EXERCISE OBJECTIVE :: In the records that follow, locate every line with "吉林建筑科技学院" and extract it.

INFORMATION PROVIDED ::
__________________________________________________
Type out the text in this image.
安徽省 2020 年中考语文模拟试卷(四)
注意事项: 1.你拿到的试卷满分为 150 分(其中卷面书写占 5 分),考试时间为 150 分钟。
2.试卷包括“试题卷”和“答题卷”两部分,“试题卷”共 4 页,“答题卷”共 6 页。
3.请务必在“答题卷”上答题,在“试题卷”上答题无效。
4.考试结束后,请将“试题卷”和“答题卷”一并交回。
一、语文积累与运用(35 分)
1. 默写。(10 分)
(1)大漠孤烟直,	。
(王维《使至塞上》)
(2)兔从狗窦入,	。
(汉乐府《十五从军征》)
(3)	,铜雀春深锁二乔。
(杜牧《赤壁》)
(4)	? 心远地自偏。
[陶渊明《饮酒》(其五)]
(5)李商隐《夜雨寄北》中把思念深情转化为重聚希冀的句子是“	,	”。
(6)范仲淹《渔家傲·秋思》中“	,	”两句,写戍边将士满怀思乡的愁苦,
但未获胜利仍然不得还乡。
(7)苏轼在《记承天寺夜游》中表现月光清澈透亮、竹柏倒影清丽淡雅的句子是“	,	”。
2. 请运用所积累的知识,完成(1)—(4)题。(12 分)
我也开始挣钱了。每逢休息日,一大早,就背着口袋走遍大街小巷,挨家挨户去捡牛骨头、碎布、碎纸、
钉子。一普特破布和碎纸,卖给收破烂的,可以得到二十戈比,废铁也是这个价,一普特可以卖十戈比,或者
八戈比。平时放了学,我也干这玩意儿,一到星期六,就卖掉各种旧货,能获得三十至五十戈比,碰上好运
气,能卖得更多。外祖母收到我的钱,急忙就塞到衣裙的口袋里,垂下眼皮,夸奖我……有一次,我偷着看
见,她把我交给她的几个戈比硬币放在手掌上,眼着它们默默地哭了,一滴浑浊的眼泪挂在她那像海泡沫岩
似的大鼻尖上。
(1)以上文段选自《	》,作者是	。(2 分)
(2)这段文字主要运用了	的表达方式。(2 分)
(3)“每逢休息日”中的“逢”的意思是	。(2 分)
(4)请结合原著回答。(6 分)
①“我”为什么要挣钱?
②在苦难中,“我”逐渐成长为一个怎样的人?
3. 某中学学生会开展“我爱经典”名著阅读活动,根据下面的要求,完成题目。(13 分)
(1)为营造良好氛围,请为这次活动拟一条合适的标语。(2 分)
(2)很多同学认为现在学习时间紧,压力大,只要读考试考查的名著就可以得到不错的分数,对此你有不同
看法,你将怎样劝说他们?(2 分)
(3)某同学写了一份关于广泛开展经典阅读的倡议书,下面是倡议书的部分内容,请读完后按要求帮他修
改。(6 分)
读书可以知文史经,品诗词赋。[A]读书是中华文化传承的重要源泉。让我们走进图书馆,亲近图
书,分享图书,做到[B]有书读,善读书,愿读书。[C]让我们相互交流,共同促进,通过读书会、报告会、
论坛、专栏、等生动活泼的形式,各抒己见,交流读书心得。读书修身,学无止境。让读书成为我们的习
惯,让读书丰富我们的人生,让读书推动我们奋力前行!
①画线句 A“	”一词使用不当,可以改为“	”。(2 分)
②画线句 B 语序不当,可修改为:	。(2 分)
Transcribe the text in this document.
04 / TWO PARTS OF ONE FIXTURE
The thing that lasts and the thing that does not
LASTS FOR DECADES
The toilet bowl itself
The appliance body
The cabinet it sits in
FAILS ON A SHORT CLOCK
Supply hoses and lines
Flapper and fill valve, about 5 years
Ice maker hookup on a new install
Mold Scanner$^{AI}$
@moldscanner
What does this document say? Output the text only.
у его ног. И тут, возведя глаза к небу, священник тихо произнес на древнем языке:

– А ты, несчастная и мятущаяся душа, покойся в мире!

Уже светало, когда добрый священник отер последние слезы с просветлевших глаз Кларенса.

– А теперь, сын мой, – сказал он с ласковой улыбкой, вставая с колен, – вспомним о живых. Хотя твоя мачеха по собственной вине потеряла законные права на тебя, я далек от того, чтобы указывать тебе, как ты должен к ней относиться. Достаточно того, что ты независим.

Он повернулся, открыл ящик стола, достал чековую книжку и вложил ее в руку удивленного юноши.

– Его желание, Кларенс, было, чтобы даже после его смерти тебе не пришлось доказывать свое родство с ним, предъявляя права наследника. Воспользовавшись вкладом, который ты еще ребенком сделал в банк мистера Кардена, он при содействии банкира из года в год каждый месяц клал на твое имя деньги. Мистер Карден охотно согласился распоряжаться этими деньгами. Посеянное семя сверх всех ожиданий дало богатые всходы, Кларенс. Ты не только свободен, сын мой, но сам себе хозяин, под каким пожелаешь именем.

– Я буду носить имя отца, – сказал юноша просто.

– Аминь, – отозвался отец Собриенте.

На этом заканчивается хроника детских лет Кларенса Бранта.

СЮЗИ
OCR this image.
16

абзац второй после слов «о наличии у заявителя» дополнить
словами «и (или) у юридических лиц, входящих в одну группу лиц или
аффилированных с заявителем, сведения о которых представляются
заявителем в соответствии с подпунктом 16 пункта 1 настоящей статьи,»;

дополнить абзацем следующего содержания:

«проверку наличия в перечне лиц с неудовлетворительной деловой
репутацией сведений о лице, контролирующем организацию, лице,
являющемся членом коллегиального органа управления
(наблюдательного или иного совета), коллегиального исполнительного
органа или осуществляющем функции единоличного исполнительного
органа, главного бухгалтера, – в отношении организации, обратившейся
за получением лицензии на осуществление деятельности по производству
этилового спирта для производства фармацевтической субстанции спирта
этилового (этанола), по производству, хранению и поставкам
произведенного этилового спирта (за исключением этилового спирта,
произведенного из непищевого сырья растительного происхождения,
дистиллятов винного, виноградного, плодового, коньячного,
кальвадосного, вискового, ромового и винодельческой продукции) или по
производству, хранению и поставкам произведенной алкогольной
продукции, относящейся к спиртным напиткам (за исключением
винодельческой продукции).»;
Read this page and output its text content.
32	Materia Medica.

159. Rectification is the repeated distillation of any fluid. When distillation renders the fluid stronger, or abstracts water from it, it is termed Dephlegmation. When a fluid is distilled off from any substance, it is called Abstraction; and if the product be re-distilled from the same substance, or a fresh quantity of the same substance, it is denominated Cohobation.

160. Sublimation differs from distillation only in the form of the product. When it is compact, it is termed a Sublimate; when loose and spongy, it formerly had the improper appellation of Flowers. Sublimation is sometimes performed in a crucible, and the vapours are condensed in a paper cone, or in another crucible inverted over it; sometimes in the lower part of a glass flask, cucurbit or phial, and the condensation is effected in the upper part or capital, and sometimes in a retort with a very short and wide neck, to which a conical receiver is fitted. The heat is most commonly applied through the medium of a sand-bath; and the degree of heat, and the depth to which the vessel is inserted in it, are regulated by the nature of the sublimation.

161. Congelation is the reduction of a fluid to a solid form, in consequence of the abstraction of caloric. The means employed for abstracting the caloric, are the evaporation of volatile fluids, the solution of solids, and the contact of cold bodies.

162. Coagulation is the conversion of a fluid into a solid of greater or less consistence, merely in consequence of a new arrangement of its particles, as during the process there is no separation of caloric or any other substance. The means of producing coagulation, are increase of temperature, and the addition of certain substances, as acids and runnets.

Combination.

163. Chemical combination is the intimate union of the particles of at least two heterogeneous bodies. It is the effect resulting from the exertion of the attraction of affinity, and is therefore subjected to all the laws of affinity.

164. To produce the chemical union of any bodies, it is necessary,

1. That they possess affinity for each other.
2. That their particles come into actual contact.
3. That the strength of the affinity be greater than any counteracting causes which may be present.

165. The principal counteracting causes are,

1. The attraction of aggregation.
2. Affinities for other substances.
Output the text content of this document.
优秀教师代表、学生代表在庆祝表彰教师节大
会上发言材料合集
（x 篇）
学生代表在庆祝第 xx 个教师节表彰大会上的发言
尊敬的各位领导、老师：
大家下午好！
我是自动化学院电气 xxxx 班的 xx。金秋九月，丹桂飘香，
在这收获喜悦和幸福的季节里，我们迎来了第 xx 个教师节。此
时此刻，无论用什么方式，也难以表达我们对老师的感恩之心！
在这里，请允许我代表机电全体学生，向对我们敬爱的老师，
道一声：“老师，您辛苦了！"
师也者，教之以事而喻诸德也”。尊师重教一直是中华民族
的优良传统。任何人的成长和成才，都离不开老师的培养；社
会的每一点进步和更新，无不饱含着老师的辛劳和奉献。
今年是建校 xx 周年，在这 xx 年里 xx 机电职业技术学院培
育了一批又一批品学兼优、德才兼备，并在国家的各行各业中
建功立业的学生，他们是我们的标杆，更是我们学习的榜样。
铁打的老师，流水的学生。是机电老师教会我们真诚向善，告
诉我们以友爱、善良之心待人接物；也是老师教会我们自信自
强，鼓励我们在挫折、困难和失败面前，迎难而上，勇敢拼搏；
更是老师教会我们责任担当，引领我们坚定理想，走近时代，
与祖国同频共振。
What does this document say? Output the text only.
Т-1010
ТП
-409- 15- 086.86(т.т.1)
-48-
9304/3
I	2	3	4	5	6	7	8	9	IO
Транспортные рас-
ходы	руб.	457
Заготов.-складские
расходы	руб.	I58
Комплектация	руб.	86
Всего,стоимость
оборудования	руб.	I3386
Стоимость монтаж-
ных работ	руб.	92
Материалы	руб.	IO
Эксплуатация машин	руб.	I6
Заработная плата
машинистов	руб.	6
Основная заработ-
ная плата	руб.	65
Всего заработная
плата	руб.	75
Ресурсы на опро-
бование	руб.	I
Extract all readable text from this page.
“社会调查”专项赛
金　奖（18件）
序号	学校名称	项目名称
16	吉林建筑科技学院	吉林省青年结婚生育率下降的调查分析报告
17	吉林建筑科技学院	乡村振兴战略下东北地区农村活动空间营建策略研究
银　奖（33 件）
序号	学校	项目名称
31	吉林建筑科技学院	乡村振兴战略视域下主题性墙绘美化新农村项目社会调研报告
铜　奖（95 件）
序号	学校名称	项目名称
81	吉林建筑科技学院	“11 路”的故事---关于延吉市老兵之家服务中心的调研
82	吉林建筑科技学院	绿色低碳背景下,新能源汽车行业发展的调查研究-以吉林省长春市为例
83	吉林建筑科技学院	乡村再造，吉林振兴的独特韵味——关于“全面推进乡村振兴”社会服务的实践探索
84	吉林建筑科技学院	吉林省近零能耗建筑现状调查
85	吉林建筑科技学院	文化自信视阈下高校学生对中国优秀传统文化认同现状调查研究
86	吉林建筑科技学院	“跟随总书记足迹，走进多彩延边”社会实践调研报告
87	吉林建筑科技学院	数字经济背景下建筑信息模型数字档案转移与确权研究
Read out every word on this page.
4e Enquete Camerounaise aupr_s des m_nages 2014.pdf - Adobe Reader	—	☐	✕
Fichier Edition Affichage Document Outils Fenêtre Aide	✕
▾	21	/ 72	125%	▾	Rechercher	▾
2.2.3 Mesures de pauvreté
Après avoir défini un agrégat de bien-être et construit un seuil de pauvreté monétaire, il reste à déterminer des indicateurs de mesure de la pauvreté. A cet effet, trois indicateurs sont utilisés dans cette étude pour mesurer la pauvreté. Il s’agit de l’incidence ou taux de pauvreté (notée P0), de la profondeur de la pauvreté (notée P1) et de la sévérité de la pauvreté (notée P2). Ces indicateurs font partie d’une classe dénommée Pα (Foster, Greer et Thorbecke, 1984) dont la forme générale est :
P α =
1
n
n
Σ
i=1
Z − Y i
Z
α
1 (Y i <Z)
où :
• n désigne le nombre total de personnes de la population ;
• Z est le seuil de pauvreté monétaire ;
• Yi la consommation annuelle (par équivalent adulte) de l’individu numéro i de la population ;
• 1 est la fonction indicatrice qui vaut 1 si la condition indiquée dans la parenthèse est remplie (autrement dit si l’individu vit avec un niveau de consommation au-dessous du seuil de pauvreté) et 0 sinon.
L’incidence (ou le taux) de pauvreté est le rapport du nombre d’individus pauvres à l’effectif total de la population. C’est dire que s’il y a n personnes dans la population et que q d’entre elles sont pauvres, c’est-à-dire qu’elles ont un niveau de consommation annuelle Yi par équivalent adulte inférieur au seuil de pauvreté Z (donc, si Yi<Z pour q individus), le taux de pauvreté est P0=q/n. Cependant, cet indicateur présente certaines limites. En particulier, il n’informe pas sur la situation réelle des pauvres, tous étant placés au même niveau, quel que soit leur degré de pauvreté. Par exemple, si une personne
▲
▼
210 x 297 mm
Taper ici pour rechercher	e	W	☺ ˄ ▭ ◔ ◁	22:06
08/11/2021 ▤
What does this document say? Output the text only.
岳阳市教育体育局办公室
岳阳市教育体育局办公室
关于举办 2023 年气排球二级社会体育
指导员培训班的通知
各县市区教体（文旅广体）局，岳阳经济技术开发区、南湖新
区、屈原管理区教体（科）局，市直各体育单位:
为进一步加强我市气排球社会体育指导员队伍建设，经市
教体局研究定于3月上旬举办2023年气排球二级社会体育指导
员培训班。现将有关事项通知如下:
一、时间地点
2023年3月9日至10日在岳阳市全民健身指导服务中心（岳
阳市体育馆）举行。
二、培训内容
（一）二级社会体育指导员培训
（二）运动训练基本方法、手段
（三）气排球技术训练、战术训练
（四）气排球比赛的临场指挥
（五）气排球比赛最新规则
__________________________________________________
ANSWER BELOW ::
16	吉林建筑科技学院	吉林省青年结婚生育率下降的调查分析报告
17	吉林建筑科技学院	乡村振兴战略下东北地区农村活动空间营建策略研究
31	吉林建筑科技学院	乡村振兴战略视域下主题性墙绘美化新农村项目社会调研报告
81	吉林建筑科技学院	“11 路”的故事---关于延吉市老兵之家服务中心的调研
82	吉林建筑科技学院	绿色低碳背景下,新能源汽车行业发展的调查研究-以吉林省长春市为例
83	吉林建筑科技学院	乡村再造，吉林振兴的独特韵味——关于“全面推进乡村振兴”社会服务的实践探索
84	吉林建筑科技学院	吉林省近零能耗建筑现状调查
85	吉林建筑科技学院	文化自信视阈下高校学生对中国优秀传统文化认同现状调查研究
86	吉林建筑科技学院	“跟随总书记足迹，走进多彩延边”社会实践调研报告
87	吉林建筑科技学院	数字经济背景下建筑信息模型数字档案转移与确权研究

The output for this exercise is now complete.